**REQUIREMENTS**
Nothing may be dropped or altered: reproduce all the data.

## begin GIVEN INFORMATION

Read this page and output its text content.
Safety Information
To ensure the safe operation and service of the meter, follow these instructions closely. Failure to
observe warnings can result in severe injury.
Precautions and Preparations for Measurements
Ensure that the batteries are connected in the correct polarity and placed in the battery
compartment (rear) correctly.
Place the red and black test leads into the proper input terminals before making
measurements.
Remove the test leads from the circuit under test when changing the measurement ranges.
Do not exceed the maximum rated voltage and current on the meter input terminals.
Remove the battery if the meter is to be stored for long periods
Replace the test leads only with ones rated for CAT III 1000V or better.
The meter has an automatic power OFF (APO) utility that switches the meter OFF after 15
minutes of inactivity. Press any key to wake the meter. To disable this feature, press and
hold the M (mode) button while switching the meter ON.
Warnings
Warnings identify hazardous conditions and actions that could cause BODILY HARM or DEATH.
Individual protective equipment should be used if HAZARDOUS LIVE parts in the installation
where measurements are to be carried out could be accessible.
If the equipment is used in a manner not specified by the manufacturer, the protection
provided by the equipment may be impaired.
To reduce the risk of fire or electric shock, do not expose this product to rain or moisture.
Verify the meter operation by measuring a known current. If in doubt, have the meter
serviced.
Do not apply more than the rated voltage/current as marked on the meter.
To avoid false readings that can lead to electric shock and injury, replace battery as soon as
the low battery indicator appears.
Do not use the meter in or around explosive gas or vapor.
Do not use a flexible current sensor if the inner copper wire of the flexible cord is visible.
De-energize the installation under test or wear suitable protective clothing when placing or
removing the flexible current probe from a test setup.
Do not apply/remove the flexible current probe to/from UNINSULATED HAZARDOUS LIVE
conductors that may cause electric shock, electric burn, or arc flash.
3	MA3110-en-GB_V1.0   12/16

## end GIVEN INFORMATION

**WORKED ANSWER**
Read this page and output its text content.
Safety Information
To ensure the safe operation and service of the meter, follow these instructions closely. Failure to
observe warnings can result in severe injury.
Precautions and Preparations for Measurements
Ensure that the batteries are connected in the correct polarity and placed in the battery
compartment (rear) correctly.
Place the red and black test leads into the proper input terminals before making
measurements.
Remove the test leads from the circuit under test when changing the measurement ranges.
Do not exceed the maximum rated voltage and current on the meter input terminals.
Remove the battery if the meter is to be stored for long periods
Replace the test leads only with ones rated for CAT III 1000V or better.
The meter has an automatic power OFF (APO) utility that switches the meter OFF after 15
minutes of inactivity. Press any key to wake the meter. To disable this feature, press and
hold the M (mode) button while switching the meter ON.
Warnings
Warnings identify hazardous conditions and actions that could cause BODILY HARM or DEATH.
Individual protective equipment should be used if HAZARDOUS LIVE parts in the installation
where measurements are to be carried out could be accessible.
If the equipment is used in a manner not specified by the manufacturer, the protection
provided by the equipment may be impaired.
To reduce the risk of fire or electric shock, do not expose this product to rain or moisture.
Verify the meter operation by measuring a known current. If in doubt, have the meter
serviced.
Do not apply more than the rated voltage/current as marked on the meter.
To avoid false readings that can lead to electric shock and injury, replace battery as soon as
the low battery indicator appears.
Do not use the meter in or around explosive gas or vapor.
Do not use a flexible current sensor if the inner copper wire of the flexible cord is visible.
De-energize the installation under test or wear suitable protective clothing when placing or
removing the flexible current probe from a test setup.
Do not apply/remove the flexible current probe to/from UNINSULATED HAZARDOUS LIVE
conductors that may cause electric shock, electric burn, or arc flash.
3	MA3110-en-GB_V1.0   12/16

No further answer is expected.